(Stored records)
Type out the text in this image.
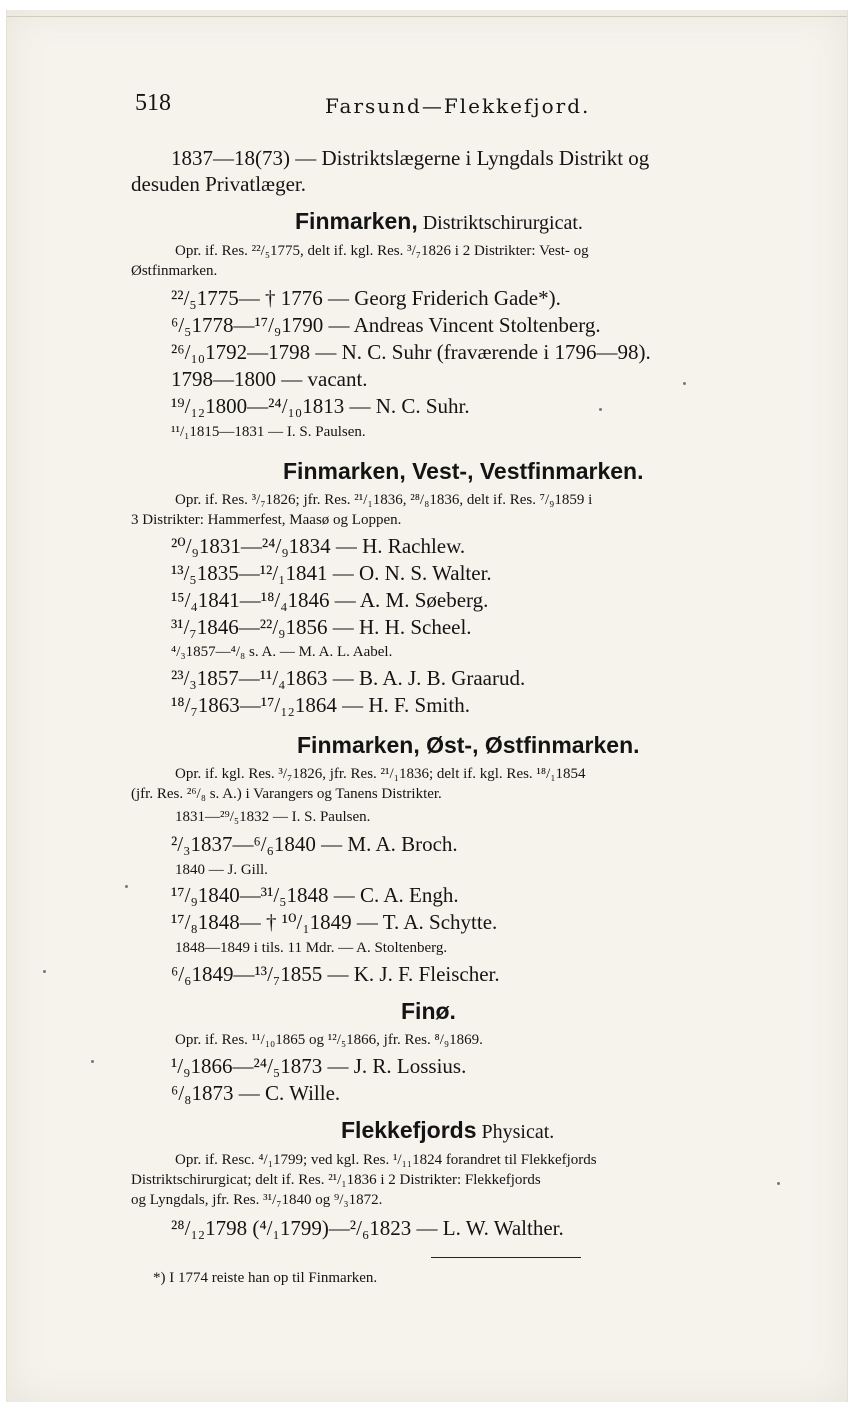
518	Farsund—Flekkefjord.
1837—18(73) — Distriktslægerne i Lyngdals Distrikt og
desuden Privatlæger.
Finmarken, Distriktschirurgicat.
Opr. if. Res. ²²/₅1775, delt if. kgl. Res. ³/₇1826 i 2 Distrikter: Vest- og
Østfinmarken.
²²/₅1775— † 1776 — Georg Friderich Gade*).
⁶/₅1778—¹⁷/₉1790 — Andreas Vincent Stoltenberg.
²⁶/₁₀1792—1798 — N. C. Suhr (fraværende i 1796—98).
1798—1800 — vacant.
¹⁹/₁₂1800—²⁴/₁₀1813 — N. C. Suhr.
¹¹/₁1815—1831 — I. S. Paulsen.
Finmarken, Vest-, Vestfinmarken.
Opr. if. Res. ³/₇1826; jfr. Res. ²¹/₁1836, ²⁸/₈1836, delt if. Res. ⁷/₉1859 i
3 Distrikter: Hammerfest, Maasø og Loppen.
²⁰/₉1831—²⁴/₉1834 — H. Rachlew.
¹³/₅1835—¹²/₁1841 — O. N. S. Walter.
¹⁵/₄1841—¹⁸/₄1846 — A. M. Søeberg.
³¹/₇1846—²²/₉1856 — H. H. Scheel.
⁴/₃1857—⁴/₈ s. A. — M. A. L. Aabel.
²³/₃1857—¹¹/₄1863 — B. A. J. B. Graarud.
¹⁸/₇1863—¹⁷/₁₂1864 — H. F. Smith.
Finmarken, Øst-, Østfinmarken.
Opr. if. kgl. Res. ³/₇1826, jfr. Res. ²¹/₁1836; delt if. kgl. Res. ¹⁸/₁1854
(jfr. Res. ²⁶/₈ s. A.) i Varangers og Tanens Distrikter.
1831—²⁹/₅1832 — I. S. Paulsen.
²/₃1837—⁶/₆1840 — M. A. Broch.
1840 — J. Gill.
¹⁷/₉1840—³¹/₅1848 — C. A. Engh.
¹⁷/₈1848— † ¹⁰/₁1849 — T. A. Schytte.
1848—1849 i tils. 11 Mdr. — A. Stoltenberg.
⁶/₆1849—¹³/₇1855 — K. J. F. Fleischer.
Finø.
Opr. if. Res. ¹¹/₁₀1865 og ¹²/₅1866, jfr. Res. ⁸/₉1869.
¹/₉1866—²⁴/₅1873 — J. R. Lossius.
⁶/₈1873 — C. Wille.
Flekkefjords Physicat.
Opr. if. Resc. ⁴/₁1799; ved kgl. Res. ¹/₁₁1824 forandret til Flekkefjords
Distriktschirurgicat; delt if. Res. ²¹/₁1836 i 2 Distrikter: Flekkefjords
og Lyngdals, jfr. Res. ³¹/₇1840 og ⁹/₃1872.
²⁸/₁₂1798 (⁴/₁1799)—²/₆1823 — L. W. Walther.
*) I 1774 reiste han op til Finmarken.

Job: A faithful copy of the records above is needed, with the pictures left out.

Answer below:
Type out the text in this image.
518	Farsund—Flekkefjord.
1837—18(73) — Distriktslægerne i Lyngdals Distrikt og
desuden Privatlæger.
Finmarken, Distriktschirurgicat.
Opr. if. Res. ²²/₅1775, delt if. kgl. Res. ³/₇1826 i 2 Distrikter: Vest- og
Østfinmarken.
²²/₅1775— † 1776 — Georg Friderich Gade*).
⁶/₅1778—¹⁷/₉1790 — Andreas Vincent Stoltenberg.
²⁶/₁₀1792—1798 — N. C. Suhr (fraværende i 1796—98).
1798—1800 — vacant.
¹⁹/₁₂1800—²⁴/₁₀1813 — N. C. Suhr.
¹¹/₁1815—1831 — I. S. Paulsen.
Finmarken, Vest-, Vestfinmarken.
Opr. if. Res. ³/₇1826; jfr. Res. ²¹/₁1836, ²⁸/₈1836, delt if. Res. ⁷/₉1859 i
3 Distrikter: Hammerfest, Maasø og Loppen.
²⁰/₉1831—²⁴/₉1834 — H. Rachlew.
¹³/₅1835—¹²/₁1841 — O. N. S. Walter.
¹⁵/₄1841—¹⁸/₄1846 — A. M. Søeberg.
³¹/₇1846—²²/₉1856 — H. H. Scheel.
⁴/₃1857—⁴/₈ s. A. — M. A. L. Aabel.
²³/₃1857—¹¹/₄1863 — B. A. J. B. Graarud.
¹⁸/₇1863—¹⁷/₁₂1864 — H. F. Smith.
Finmarken, Øst-, Østfinmarken.
Opr. if. kgl. Res. ³/₇1826, jfr. Res. ²¹/₁1836; delt if. kgl. Res. ¹⁸/₁1854
(jfr. Res. ²⁶/₈ s. A.) i Varangers og Tanens Distrikter.
1831—²⁹/₅1832 — I. S. Paulsen.
²/₃1837—⁶/₆1840 — M. A. Broch.
1840 — J. Gill.
¹⁷/₉1840—³¹/₅1848 — C. A. Engh.
¹⁷/₈1848— † ¹⁰/₁1849 — T. A. Schytte.
1848—1849 i tils. 11 Mdr. — A. Stoltenberg.
⁶/₆1849—¹³/₇1855 — K. J. F. Fleischer.
Finø.
Opr. if. Res. ¹¹/₁₀1865 og ¹²/₅1866, jfr. Res. ⁸/₉1869.
¹/₉1866—²⁴/₅1873 — J. R. Lossius.
⁶/₈1873 — C. Wille.
Flekkefjords Physicat.
Opr. if. Resc. ⁴/₁1799; ved kgl. Res. ¹/₁₁1824 forandret til Flekkefjords
Distriktschirurgicat; delt if. Res. ²¹/₁1836 i 2 Distrikter: Flekkefjords
og Lyngdals, jfr. Res. ³¹/₇1840 og ⁹/₃1872.
²⁸/₁₂1798 (⁴/₁1799)—²/₆1823 — L. W. Walther.
*) I 1774 reiste han op til Finmarken.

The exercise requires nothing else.